Print all the data, keeping every line exactly as it is.

== Entries shown

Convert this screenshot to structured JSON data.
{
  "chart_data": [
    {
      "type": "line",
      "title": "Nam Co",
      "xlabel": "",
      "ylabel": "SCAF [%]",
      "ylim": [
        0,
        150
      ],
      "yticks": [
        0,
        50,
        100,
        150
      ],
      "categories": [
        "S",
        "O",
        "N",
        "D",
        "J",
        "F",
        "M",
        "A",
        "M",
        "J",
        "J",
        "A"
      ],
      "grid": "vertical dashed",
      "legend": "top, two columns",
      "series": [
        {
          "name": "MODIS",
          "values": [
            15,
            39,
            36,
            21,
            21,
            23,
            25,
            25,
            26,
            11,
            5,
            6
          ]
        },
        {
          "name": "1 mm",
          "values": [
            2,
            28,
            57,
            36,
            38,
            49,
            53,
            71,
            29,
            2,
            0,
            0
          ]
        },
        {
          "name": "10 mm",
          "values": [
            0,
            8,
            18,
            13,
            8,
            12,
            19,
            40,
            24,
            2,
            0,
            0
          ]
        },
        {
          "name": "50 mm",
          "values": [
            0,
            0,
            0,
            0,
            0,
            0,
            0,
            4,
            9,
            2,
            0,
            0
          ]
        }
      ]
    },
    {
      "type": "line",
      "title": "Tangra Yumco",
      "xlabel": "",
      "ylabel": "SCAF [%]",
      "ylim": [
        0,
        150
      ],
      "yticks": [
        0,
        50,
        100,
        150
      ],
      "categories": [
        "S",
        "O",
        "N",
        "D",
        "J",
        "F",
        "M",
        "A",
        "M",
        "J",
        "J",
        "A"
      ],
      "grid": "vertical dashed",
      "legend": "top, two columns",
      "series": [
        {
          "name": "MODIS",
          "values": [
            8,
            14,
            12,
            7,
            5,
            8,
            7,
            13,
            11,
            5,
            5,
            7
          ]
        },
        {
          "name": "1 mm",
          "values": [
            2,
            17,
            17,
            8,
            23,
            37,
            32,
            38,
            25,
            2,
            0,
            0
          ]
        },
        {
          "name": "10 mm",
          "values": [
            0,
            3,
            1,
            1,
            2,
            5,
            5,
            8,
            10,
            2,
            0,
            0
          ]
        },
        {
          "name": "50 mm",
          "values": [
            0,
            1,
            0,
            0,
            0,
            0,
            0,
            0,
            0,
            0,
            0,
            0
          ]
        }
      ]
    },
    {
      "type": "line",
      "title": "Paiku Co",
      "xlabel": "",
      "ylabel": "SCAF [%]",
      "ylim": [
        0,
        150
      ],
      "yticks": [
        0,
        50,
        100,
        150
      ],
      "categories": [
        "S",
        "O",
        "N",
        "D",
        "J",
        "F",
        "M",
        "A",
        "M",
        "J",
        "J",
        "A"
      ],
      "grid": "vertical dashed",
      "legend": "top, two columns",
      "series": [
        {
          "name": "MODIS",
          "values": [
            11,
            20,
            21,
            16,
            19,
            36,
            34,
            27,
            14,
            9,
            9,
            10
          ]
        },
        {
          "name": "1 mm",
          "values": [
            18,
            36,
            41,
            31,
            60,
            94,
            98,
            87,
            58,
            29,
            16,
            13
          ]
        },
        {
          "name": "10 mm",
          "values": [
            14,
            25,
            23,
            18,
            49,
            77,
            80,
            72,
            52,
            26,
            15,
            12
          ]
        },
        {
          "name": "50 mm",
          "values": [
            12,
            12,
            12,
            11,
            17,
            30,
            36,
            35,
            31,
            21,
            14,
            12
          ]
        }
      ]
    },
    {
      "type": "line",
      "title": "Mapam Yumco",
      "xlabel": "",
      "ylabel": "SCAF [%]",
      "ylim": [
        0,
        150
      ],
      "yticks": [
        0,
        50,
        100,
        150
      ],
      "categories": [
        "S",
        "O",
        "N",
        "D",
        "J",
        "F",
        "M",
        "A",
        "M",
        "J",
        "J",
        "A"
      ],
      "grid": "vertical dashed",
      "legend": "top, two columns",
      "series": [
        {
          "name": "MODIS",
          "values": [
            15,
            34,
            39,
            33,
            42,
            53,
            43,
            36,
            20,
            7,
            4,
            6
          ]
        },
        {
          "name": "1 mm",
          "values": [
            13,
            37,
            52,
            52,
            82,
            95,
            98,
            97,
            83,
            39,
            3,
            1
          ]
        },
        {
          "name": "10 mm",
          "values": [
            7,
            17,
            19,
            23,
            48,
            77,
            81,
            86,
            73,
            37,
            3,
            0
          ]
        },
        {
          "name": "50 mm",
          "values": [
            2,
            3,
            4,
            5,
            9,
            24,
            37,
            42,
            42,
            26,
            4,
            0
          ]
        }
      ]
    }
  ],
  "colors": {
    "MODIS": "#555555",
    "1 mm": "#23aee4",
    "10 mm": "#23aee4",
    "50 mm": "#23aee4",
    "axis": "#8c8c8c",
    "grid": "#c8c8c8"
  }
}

====

▸ **Written solution**:
Convert this screenshot to structured JSON data.
{
  "chart_data": [
    {
      "type": "line",
      "title": "Nam Co",
      "xlabel": "",
      "ylabel": "SCAF [%]",
      "ylim": [
        0,
        150
      ],
      "yticks": [
        0,
        50,
        100,
        150
      ],
      "categories": [
        "S",
        "O",
        "N",
        "D",
        "J",
        "F",
        "M",
        "A",
        "M",
        "J",
        "J",
        "A"
      ],
      "grid": "vertical dashed",
      "legend": "top, two columns",
      "series": [
        {
          "name": "MODIS",
          "values": [
            15,
            39,
            36,
            21,
            21,
            23,
            25,
            25,
            26,
            11,
            5,
            6
          ]
        },
        {
          "name": "1 mm",
          "values": [
            2,
            28,
            57,
            36,
            38,
            49,
            53,
            71,
            29,
            2,
            0,
            0
          ]
        },
        {
          "name": "10 mm",
          "values": [
            0,
            8,
            18,
            13,
            8,
            12,
            19,
            40,
            24,
            2,
            0,
            0
          ]
        },
        {
          "name": "50 mm",
          "values": [
            0,
            0,
            0,
            0,
            0,
            0,
            0,
            4,
            9,
            2,
            0,
            0
          ]
        }
      ]
    },
    {
      "type": "line",
      "title": "Tangra Yumco",
      "xlabel": "",
      "ylabel": "SCAF [%]",
      "ylim": [
        0,
        150
      ],
      "yticks": [
        0,
        50,
        100,
        150
      ],
      "categories": [
        "S",
        "O",
        "N",
        "D",
        "J",
        "F",
        "M",
        "A",
        "M",
        "J",
        "J",
        "A"
      ],
      "grid": "vertical dashed",
      "legend": "top, two columns",
      "series": [
        {
          "name": "MODIS",
          "values": [
            8,
            14,
            12,
            7,
            5,
            8,
            7,
            13,
            11,
            5,
            5,
            7
          ]
        },
        {
          "name": "1 mm",
          "values": [
            2,
            17,
            17,
            8,
            23,
            37,
            32,
            38,
            25,
            2,
            0,
            0
          ]
        },
        {
          "name": "10 mm",
          "values": [
            0,
            3,
            1,
            1,
            2,
            5,
            5,
            8,
            10,
            2,
            0,
            0
          ]
        },
        {
          "name": "50 mm",
          "values": [
            0,
            1,
            0,
            0,
            0,
            0,
            0,
            0,
            0,
            0,
            0,
            0
          ]
        }
      ]
    },
    {
      "type": "line",
      "title": "Paiku Co",
      "xlabel": "",
      "ylabel": "SCAF [%]",
      "ylim": [
        0,
        150
      ],
      "yticks": [
        0,
        50,
        100,
        150
      ],
      "categories": [
        "S",
        "O",
        "N",
        "D",
        "J",
        "F",
        "M",
        "A",
        "M",
        "J",
        "J",
        "A"
      ],
      "grid": "vertical dashed",
      "legend": "top, two columns",
      "series": [
        {
          "name": "MODIS",
          "values": [
            11,
            20,
            21,
            16,
            19,
            36,
            34,
            27,
            14,
            9,
            9,
            10
          ]
        },
        {
          "name": "1 mm",
          "values": [
            18,
            36,
            41,
            31,
            60,
            94,
            98,
            87,
            58,
            29,
            16,
            13
          ]
        },
        {
          "name": "10 mm",
          "values": [
            14,
            25,
            23,
            18,
            49,
            77,
            80,
            72,
            52,
            26,
            15,
            12
          ]
        },
        {
          "name": "50 mm",
          "values": [
            12,
            12,
            12,
            11,
            17,
            30,
            36,
            35,
            31,
            21,
            14,
            12
          ]
        }
      ]
    },
    {
      "type": "line",
      "title": "Mapam Yumco",
      "xlabel": "",
      "ylabel": "SCAF [%]",
      "ylim": [
        0,
        150
      ],
      "yticks": [
        0,
        50,
        100,
        150
      ],
      "categories": [
        "S",
        "O",
        "N",
        "D",
        "J",
        "F",
        "M",
        "A",
        "M",
        "J",
        "J",
        "A"
      ],
      "grid": "vertical dashed",
      "legend": "top, two columns",
      "series": [
        {
          "name": "MODIS",
          "values": [
            15,
            34,
            39,
            33,
            42,
            53,
            43,
            36,
            20,
            7,
            4,
            6
          ]
        },
        {
          "name": "1 mm",
          "values": [
            13,
            37,
            52,
            52,
            82,
            95,
            98,
            97,
            83,
            39,
            3,
            1
          ]
        },
        {
          "name": "10 mm",
          "values": [
            7,
            17,
            19,
            23,
            48,
            77,
            81,
            86,
            73,
            37,
            3,
            0
          ]
        },
        {
          "name": "50 mm",
          "values": [
            2,
            3,
            4,
            5,
            9,
            24,
            37,
            42,
            42,
            26,
            4,
            0
          ]
        }
      ]
    }
  ],
  "colors": {
    "MODIS": "#555555",
    "1 mm": "#23aee4",
    "10 mm": "#23aee4",
    "50 mm": "#23aee4",
    "axis": "#8c8c8c",
    "grid": "#c8c8c8"
  }
}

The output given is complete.